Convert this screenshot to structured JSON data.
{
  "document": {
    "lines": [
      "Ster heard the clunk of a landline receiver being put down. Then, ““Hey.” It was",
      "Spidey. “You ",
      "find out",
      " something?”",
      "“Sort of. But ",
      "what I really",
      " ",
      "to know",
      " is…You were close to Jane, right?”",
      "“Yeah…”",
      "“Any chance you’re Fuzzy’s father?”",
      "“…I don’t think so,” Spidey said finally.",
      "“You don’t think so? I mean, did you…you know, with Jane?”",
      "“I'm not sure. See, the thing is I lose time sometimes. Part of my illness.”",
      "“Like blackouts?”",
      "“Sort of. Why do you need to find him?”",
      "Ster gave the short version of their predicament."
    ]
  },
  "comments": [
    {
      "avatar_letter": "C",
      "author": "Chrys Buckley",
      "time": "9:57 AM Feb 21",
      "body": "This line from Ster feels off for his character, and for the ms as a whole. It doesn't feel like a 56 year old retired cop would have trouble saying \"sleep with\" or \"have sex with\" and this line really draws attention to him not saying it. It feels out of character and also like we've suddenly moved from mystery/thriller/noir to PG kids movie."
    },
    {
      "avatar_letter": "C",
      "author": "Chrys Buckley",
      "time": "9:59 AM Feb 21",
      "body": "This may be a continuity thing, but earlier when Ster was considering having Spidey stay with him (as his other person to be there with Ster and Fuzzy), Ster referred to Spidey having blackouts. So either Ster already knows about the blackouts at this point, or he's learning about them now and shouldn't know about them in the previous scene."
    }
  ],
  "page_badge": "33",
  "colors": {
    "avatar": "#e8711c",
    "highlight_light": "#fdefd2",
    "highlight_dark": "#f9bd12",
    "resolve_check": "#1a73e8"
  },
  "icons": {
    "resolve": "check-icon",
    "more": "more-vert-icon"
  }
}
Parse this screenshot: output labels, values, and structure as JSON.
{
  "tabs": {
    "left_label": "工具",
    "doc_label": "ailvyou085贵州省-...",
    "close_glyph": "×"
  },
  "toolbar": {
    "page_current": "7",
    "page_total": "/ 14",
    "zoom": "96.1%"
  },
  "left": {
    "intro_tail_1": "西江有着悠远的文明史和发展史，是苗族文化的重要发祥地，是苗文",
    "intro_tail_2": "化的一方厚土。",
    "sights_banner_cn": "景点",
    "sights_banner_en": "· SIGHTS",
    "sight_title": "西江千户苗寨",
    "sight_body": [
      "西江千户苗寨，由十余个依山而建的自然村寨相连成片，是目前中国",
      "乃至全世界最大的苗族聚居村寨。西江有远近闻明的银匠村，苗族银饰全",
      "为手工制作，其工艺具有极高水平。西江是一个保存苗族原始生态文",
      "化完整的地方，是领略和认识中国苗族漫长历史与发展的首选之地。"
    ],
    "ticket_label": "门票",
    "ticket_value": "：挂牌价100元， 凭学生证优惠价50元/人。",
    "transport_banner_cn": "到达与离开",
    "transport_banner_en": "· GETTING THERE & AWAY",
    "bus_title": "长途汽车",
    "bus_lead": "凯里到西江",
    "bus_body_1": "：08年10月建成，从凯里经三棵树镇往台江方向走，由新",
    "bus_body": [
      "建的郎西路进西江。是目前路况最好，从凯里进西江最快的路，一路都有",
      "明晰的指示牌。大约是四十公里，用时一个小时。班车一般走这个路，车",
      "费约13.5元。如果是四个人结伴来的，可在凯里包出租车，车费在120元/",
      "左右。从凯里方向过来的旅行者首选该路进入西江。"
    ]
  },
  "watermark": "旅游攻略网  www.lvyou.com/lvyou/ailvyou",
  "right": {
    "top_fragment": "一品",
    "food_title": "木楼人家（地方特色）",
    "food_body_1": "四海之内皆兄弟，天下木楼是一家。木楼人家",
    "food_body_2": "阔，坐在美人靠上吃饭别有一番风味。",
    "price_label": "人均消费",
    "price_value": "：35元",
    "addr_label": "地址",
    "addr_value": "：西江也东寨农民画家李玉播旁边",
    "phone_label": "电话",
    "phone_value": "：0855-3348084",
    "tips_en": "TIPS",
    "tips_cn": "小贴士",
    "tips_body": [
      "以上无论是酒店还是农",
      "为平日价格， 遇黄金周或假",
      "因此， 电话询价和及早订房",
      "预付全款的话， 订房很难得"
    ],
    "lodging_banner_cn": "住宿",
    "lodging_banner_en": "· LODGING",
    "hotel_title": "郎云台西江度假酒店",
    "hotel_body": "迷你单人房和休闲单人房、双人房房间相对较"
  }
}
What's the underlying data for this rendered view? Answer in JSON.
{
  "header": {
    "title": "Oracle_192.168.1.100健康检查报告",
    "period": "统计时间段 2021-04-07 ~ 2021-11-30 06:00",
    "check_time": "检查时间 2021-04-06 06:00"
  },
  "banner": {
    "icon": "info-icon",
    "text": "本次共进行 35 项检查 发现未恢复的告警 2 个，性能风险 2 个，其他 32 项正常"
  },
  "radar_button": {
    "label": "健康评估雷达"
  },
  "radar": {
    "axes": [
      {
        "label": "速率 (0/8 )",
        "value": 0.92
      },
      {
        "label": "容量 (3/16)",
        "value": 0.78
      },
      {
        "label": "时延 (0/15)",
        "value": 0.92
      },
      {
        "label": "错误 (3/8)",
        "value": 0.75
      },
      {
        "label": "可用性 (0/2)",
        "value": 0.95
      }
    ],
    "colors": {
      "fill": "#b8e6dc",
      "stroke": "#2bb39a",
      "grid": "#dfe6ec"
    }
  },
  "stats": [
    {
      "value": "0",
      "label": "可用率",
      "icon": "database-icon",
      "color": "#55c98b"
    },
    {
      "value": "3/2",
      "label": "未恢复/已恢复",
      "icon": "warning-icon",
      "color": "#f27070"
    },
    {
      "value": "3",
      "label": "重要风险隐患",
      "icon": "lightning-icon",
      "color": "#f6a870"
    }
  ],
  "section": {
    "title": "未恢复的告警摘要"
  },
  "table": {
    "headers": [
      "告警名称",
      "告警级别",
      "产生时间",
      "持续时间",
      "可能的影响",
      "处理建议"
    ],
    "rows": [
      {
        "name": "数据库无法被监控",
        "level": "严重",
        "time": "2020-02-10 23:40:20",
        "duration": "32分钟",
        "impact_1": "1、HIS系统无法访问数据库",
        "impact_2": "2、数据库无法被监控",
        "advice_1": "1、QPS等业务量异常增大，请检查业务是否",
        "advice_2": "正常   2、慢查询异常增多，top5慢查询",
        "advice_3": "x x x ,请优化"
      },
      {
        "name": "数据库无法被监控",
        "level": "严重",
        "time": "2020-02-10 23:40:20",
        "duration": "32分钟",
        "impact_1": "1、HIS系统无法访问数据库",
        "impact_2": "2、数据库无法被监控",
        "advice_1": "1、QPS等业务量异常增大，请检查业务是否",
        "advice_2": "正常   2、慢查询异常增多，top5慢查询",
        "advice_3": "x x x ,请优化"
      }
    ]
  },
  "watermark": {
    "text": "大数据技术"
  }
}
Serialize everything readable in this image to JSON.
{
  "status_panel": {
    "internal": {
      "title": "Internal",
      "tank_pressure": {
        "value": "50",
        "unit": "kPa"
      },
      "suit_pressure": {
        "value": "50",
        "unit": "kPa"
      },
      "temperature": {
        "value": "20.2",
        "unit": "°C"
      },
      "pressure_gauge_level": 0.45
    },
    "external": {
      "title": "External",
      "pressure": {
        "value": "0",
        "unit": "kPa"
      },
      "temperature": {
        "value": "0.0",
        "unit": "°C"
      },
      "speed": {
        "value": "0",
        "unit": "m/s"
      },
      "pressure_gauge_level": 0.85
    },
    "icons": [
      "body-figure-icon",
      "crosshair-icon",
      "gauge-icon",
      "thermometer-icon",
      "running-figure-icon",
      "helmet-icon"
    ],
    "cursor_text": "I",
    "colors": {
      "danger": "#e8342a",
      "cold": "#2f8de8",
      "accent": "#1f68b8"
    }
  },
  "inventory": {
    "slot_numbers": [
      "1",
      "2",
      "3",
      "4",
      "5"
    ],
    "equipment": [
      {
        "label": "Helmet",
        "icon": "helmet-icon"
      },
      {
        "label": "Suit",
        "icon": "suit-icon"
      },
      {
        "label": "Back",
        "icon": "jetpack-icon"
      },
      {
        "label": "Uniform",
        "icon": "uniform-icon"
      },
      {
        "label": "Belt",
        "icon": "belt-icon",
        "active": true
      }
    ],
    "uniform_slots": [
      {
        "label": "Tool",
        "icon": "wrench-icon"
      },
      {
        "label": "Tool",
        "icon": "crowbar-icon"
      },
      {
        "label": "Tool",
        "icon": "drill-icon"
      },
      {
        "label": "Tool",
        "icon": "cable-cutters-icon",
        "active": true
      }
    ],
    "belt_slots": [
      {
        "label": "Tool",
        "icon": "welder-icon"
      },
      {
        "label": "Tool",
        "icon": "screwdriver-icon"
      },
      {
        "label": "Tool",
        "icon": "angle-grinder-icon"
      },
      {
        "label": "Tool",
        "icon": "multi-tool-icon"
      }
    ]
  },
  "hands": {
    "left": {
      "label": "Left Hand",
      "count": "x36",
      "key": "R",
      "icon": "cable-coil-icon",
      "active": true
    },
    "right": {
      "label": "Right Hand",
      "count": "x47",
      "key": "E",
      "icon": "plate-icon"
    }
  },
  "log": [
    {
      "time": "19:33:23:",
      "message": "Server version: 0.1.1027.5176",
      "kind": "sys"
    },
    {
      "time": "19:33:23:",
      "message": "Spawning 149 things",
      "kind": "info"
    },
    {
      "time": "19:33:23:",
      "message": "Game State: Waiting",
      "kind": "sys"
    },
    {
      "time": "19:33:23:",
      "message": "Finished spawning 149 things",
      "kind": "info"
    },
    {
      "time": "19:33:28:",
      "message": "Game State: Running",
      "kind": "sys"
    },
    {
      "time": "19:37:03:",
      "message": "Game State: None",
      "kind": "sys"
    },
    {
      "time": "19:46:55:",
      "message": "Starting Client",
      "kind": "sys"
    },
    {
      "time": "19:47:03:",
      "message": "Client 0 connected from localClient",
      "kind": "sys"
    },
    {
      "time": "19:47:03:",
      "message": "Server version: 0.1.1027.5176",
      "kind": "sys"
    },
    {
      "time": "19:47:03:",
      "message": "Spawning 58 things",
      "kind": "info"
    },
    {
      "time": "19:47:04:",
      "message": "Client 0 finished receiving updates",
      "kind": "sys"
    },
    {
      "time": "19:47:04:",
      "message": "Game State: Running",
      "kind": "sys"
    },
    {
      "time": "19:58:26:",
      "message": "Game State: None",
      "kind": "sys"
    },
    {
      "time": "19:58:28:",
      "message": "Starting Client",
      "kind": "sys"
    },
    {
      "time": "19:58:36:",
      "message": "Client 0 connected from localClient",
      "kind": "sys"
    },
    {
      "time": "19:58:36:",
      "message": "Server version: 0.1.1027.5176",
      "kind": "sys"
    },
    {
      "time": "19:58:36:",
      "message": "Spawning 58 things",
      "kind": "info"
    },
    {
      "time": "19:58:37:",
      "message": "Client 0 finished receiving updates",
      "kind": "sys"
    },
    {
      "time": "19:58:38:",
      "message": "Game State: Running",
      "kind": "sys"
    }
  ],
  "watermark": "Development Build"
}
· · · · · · ·
→ **Stated task**
Report how many lines of the records above contain the word "figure", and give only that number.

→ **Expected answer**
2